Without the pictures, return each record as it appears.

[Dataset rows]

..............................

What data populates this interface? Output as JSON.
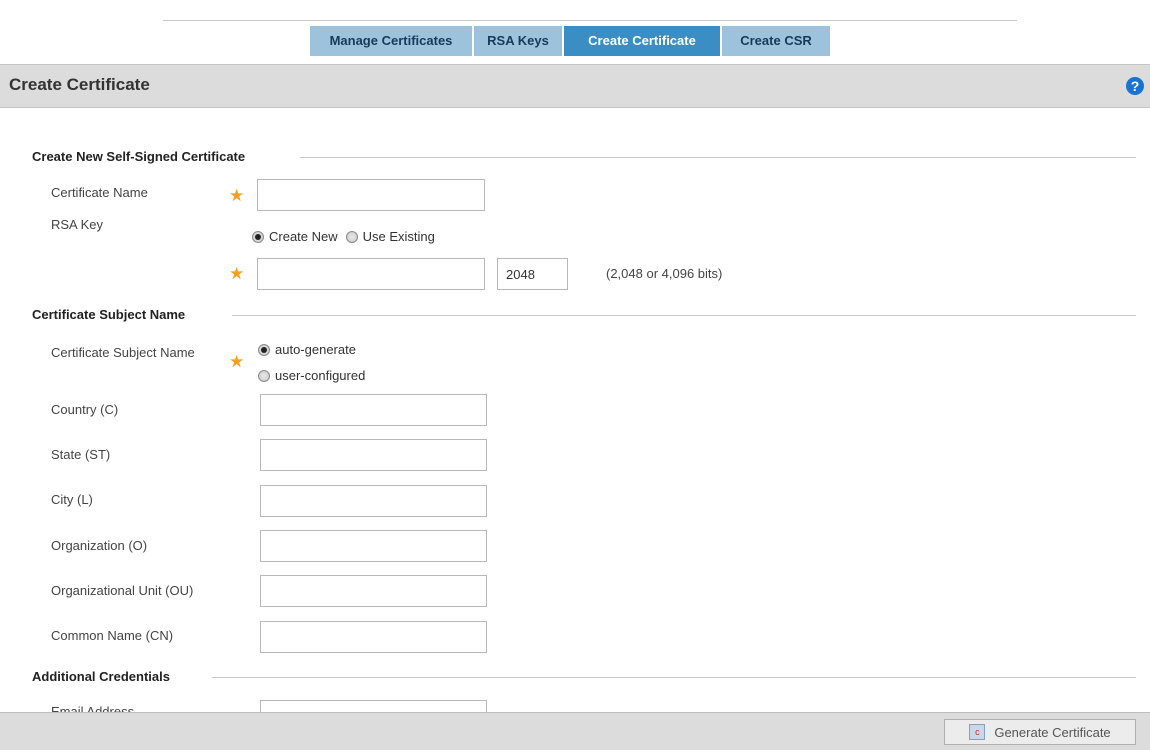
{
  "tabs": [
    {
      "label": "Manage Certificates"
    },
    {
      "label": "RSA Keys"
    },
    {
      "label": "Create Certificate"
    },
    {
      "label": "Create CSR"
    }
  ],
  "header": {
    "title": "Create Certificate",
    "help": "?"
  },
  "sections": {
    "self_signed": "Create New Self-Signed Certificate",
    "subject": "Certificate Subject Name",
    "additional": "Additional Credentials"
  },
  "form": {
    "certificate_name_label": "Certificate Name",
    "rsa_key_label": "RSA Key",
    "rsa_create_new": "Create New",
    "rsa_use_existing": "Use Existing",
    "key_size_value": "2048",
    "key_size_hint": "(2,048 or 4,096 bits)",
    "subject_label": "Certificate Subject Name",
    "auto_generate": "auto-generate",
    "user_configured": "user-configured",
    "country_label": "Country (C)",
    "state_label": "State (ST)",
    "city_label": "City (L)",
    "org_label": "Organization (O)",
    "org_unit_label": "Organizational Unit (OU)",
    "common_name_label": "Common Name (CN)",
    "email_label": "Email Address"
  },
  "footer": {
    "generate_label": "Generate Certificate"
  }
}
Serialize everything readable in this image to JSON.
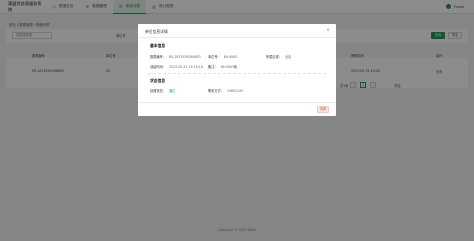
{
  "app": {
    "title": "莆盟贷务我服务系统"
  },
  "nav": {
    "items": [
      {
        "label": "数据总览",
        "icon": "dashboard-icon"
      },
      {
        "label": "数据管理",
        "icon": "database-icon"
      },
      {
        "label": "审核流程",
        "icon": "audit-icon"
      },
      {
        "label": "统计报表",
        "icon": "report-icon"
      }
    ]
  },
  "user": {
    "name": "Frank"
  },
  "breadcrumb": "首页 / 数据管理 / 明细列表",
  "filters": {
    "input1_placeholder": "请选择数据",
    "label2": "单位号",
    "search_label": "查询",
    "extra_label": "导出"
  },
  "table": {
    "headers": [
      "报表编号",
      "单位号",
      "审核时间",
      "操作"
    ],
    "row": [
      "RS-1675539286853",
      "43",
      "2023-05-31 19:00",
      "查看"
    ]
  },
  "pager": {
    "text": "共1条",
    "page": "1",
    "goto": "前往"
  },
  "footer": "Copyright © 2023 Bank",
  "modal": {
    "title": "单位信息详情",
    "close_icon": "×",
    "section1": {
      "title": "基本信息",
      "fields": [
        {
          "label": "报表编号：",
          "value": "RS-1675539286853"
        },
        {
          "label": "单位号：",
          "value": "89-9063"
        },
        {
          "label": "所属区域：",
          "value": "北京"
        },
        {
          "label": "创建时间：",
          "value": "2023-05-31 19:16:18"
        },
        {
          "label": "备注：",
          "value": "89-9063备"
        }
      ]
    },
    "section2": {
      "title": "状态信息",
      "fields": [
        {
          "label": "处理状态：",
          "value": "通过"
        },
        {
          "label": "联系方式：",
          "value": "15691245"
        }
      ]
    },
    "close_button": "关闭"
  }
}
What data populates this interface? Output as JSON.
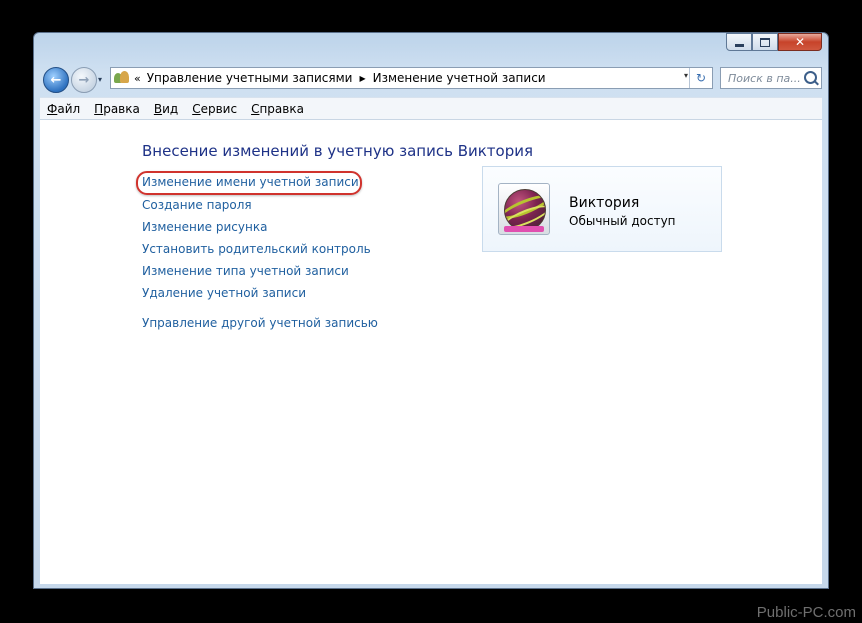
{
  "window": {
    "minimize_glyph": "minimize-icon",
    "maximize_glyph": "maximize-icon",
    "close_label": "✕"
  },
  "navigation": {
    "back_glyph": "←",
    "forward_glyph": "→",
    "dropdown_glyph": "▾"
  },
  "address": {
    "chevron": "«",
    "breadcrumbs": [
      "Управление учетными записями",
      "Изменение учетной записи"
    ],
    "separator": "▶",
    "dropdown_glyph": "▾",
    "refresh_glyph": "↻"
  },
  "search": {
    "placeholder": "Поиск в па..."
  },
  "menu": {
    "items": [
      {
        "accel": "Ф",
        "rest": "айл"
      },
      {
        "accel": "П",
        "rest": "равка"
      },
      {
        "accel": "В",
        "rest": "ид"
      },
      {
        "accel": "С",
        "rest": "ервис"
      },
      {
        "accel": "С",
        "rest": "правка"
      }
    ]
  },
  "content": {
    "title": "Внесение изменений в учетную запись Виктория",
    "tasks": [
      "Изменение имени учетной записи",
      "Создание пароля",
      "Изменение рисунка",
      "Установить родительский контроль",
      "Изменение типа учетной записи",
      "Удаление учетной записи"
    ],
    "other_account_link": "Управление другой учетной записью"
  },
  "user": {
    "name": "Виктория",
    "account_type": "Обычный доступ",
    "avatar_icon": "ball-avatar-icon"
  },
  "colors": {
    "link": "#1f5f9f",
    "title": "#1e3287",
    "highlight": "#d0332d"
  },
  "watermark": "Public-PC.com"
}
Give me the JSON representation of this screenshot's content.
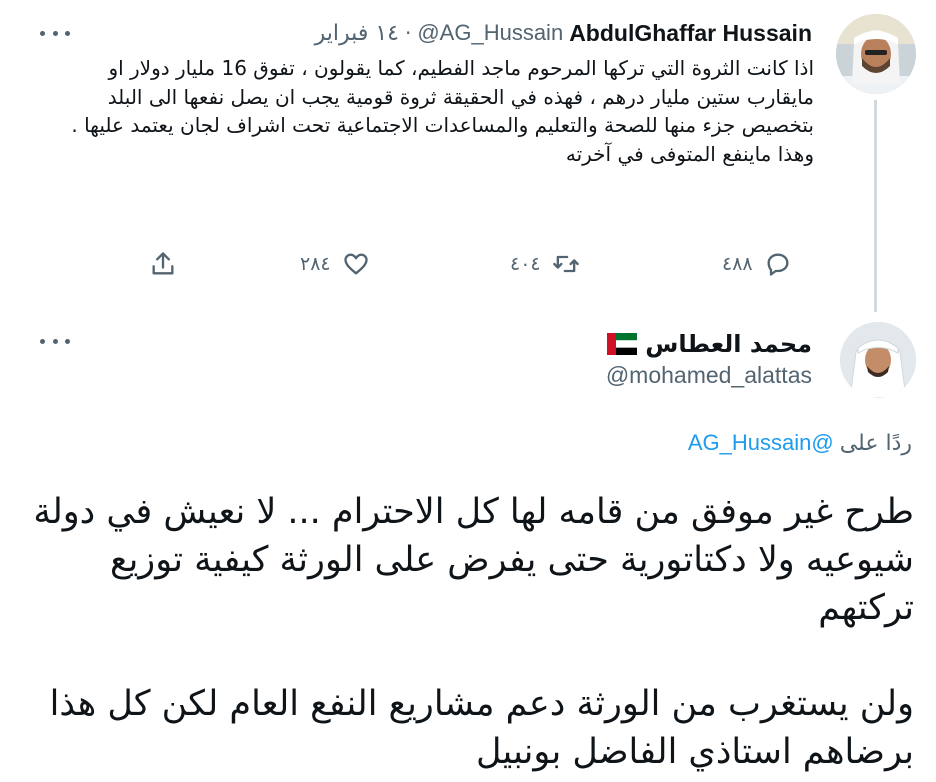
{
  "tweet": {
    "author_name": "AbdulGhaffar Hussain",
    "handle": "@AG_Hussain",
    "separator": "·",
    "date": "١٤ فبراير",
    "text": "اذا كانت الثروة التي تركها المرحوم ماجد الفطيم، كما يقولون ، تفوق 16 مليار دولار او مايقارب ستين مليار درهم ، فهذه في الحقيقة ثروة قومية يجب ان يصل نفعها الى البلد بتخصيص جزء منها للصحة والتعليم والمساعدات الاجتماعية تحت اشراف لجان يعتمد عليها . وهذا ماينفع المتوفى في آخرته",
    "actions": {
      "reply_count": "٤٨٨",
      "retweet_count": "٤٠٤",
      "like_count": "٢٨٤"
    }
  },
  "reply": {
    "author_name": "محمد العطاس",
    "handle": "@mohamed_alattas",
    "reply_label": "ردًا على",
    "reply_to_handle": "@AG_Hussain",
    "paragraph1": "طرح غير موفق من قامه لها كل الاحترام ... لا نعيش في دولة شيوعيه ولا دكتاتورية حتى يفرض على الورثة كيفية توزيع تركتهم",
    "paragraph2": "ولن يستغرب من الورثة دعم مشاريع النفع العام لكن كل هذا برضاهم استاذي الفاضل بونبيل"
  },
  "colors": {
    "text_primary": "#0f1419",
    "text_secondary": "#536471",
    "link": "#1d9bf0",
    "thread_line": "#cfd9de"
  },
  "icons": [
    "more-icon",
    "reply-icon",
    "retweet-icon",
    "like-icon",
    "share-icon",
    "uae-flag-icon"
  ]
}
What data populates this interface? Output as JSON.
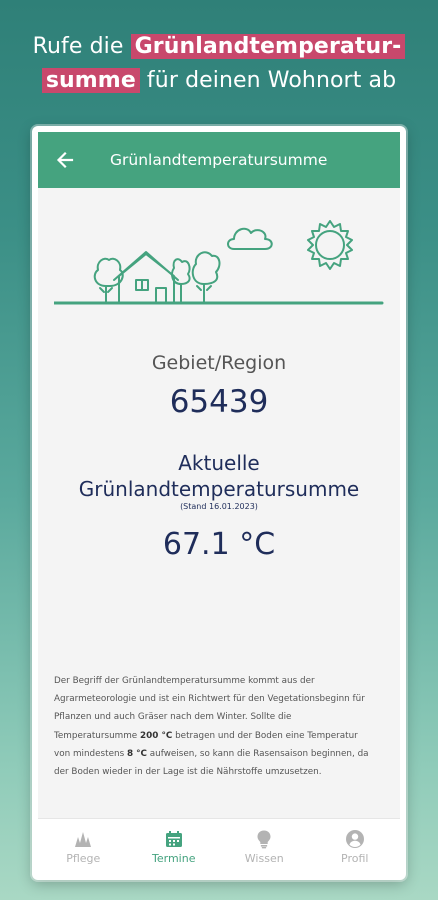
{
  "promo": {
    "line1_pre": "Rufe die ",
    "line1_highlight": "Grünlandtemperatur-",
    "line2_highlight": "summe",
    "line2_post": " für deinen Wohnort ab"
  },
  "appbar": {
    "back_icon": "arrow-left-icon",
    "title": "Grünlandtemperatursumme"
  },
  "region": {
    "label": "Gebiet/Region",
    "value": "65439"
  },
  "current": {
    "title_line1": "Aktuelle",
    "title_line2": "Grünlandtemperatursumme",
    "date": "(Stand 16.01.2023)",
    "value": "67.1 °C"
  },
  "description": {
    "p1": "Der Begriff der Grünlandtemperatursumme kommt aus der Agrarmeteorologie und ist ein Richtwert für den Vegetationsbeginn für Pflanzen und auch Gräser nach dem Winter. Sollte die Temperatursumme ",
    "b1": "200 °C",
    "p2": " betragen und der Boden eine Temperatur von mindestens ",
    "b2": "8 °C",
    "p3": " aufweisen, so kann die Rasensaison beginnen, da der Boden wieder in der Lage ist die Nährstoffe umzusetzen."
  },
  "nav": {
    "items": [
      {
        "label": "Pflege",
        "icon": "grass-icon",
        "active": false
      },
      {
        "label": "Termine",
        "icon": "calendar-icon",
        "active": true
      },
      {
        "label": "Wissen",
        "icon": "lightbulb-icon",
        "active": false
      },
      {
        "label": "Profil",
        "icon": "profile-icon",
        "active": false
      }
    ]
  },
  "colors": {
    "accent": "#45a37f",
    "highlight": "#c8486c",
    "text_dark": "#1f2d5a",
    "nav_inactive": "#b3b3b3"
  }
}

..............................

== Solved exercise ==
What data populates this interface? Output as JSON.
{
  "tabs": [
    {
      "label": "Manage Certificates"
    },
    {
      "label": "RSA Keys"
    },
    {
      "label": "Create Certificate"
    },
    {
      "label": "Create CSR"
    }
  ],
  "header": {
    "title": "Create Certificate",
    "help": "?"
  },
  "sections": {
    "self_signed": "Create New Self-Signed Certificate",
    "subject": "Certificate Subject Name",
    "additional": "Additional Credentials"
  },
  "form": {
    "certificate_name_label": "Certificate Name",
    "rsa_key_label": "RSA Key",
    "rsa_create_new": "Create New",
    "rsa_use_existing": "Use Existing",
    "key_size_value": "2048",
    "key_size_hint": "(2,048 or 4,096 bits)",
    "subject_label": "Certificate Subject Name",
    "auto_generate": "auto-generate",
    "user_configured": "user-configured",
    "country_label": "Country (C)",
    "state_label": "State (ST)",
    "city_label": "City (L)",
    "org_label": "Organization (O)",
    "org_unit_label": "Organizational Unit (OU)",
    "common_name_label": "Common Name (CN)",
    "email_label": "Email Address"
  },
  "footer": {
    "generate_label": "Generate Certificate"
  }
}
Serialize everything readable in this image to JSON.
{
  "app": {
    "title": "莆盟贷务我服务系统"
  },
  "nav": {
    "items": [
      {
        "label": "数据总览",
        "icon": "dashboard-icon"
      },
      {
        "label": "数据管理",
        "icon": "database-icon"
      },
      {
        "label": "审核流程",
        "icon": "audit-icon"
      },
      {
        "label": "统计报表",
        "icon": "report-icon"
      }
    ]
  },
  "user": {
    "name": "Frank"
  },
  "breadcrumb": "首页 / 数据管理 / 明细列表",
  "filters": {
    "input1_placeholder": "请选择数据",
    "label2": "单位号",
    "search_label": "查询",
    "extra_label": "导出"
  },
  "table": {
    "headers": [
      "报表编号",
      "单位号",
      "审核时间",
      "操作"
    ],
    "row": [
      "RS-1675539286853",
      "43",
      "2023-05-31 19:00",
      "查看"
    ]
  },
  "pager": {
    "text": "共1条",
    "page": "1",
    "goto": "前往"
  },
  "footer": "Copyright © 2023 Bank",
  "modal": {
    "title": "单位信息详情",
    "close_icon": "×",
    "section1": {
      "title": "基本信息",
      "fields": [
        {
          "label": "报表编号：",
          "value": "RS-1675539286853"
        },
        {
          "label": "单位号：",
          "value": "89-9063"
        },
        {
          "label": "所属区域：",
          "value": "北京"
        },
        {
          "label": "创建时间：",
          "value": "2023-05-31 19:16:18"
        },
        {
          "label": "备注：",
          "value": "89-9063备"
        }
      ]
    },
    "section2": {
      "title": "状态信息",
      "fields": [
        {
          "label": "处理状态：",
          "value": "通过"
        },
        {
          "label": "联系方式：",
          "value": "15691245"
        }
      ]
    },
    "close_button": "关闭"
  }
}
What data populates this interface? Output as JSON.
{
  "window": {
    "minimize_glyph": "minimize-icon",
    "maximize_glyph": "maximize-icon",
    "close_label": "✕"
  },
  "navigation": {
    "back_glyph": "←",
    "forward_glyph": "→",
    "dropdown_glyph": "▾"
  },
  "address": {
    "chevron": "«",
    "breadcrumbs": [
      "Управление учетными записями",
      "Изменение учетной записи"
    ],
    "separator": "▶",
    "dropdown_glyph": "▾",
    "refresh_glyph": "↻"
  },
  "search": {
    "placeholder": "Поиск в па..."
  },
  "menu": {
    "items": [
      {
        "accel": "Ф",
        "rest": "айл"
      },
      {
        "accel": "П",
        "rest": "равка"
      },
      {
        "accel": "В",
        "rest": "ид"
      },
      {
        "accel": "С",
        "rest": "ервис"
      },
      {
        "accel": "С",
        "rest": "правка"
      }
    ]
  },
  "content": {
    "title": "Внесение изменений в учетную запись Виктория",
    "tasks": [
      "Изменение имени учетной записи",
      "Создание пароля",
      "Изменение рисунка",
      "Установить родительский контроль",
      "Изменение типа учетной записи",
      "Удаление учетной записи"
    ],
    "other_account_link": "Управление другой учетной записью"
  },
  "user": {
    "name": "Виктория",
    "account_type": "Обычный доступ",
    "avatar_icon": "ball-avatar-icon"
  },
  "colors": {
    "link": "#1f5f9f",
    "title": "#1e3287",
    "highlight": "#d0332d"
  },
  "watermark": "Public-PC.com"
}
Give me the JSON representation of this screenshot's content.
{
  "tweet": {
    "author_name": "AbdulGhaffar Hussain",
    "handle": "@AG_Hussain",
    "separator": "·",
    "date": "١٤ فبراير",
    "text": "اذا كانت الثروة التي تركها المرحوم ماجد الفطيم، كما يقولون ، تفوق 16 مليار دولار او مايقارب ستين مليار درهم ، فهذه في الحقيقة ثروة قومية يجب ان يصل نفعها الى البلد بتخصيص جزء منها للصحة والتعليم والمساعدات الاجتماعية تحت اشراف لجان يعتمد عليها . وهذا ماينفع المتوفى في آخرته",
    "actions": {
      "reply_count": "٤٨٨",
      "retweet_count": "٤٠٤",
      "like_count": "٢٨٤"
    }
  },
  "reply": {
    "author_name": "محمد العطاس",
    "handle": "@mohamed_alattas",
    "reply_label": "ردًا على",
    "reply_to_handle": "@AG_Hussain",
    "paragraph1": "طرح غير موفق من قامه لها كل الاحترام ... لا نعيش في دولة شيوعيه ولا دكتاتورية حتى يفرض على الورثة كيفية توزيع تركتهم",
    "paragraph2": "ولن يستغرب من الورثة دعم مشاريع النفع العام لكن كل هذا برضاهم استاذي الفاضل بونبيل"
  },
  "colors": {
    "text_primary": "#0f1419",
    "text_secondary": "#536471",
    "link": "#1d9bf0",
    "thread_line": "#cfd9de"
  },
  "icons": [
    "more-icon",
    "reply-icon",
    "retweet-icon",
    "like-icon",
    "share-icon",
    "uae-flag-icon"
  ]
}
What data populates this interface? Output as JSON.
{
  "promo": {
    "line1_pre": "Rufe die ",
    "line1_highlight": "Grünlandtemperatur-",
    "line2_highlight": "summe",
    "line2_post": " für deinen Wohnort ab"
  },
  "appbar": {
    "back_icon": "arrow-left-icon",
    "title": "Grünlandtemperatursumme"
  },
  "region": {
    "label": "Gebiet/Region",
    "value": "65439"
  },
  "current": {
    "title_line1": "Aktuelle",
    "title_line2": "Grünlandtemperatursumme",
    "date": "(Stand 16.01.2023)",
    "value": "67.1 °C"
  },
  "description": {
    "p1": "Der Begriff der Grünlandtemperatursumme kommt aus der Agrarmeteorologie und ist ein Richtwert für den Vegetationsbeginn für Pflanzen und auch Gräser nach dem Winter. Sollte die Temperatursumme ",
    "b1": "200 °C",
    "p2": " betragen und der Boden eine Temperatur von mindestens ",
    "b2": "8 °C",
    "p3": " aufweisen, so kann die Rasensaison beginnen, da der Boden wieder in der Lage ist die Nährstoffe umzusetzen."
  },
  "nav": {
    "items": [
      {
        "label": "Pflege",
        "icon": "grass-icon",
        "active": false
      },
      {
        "label": "Termine",
        "icon": "calendar-icon",
        "active": true
      },
      {
        "label": "Wissen",
        "icon": "lightbulb-icon",
        "active": false
      },
      {
        "label": "Profil",
        "icon": "profile-icon",
        "active": false
      }
    ]
  },
  "colors": {
    "accent": "#45a37f",
    "highlight": "#c8486c",
    "text_dark": "#1f2d5a",
    "nav_inactive": "#b3b3b3"
  }
}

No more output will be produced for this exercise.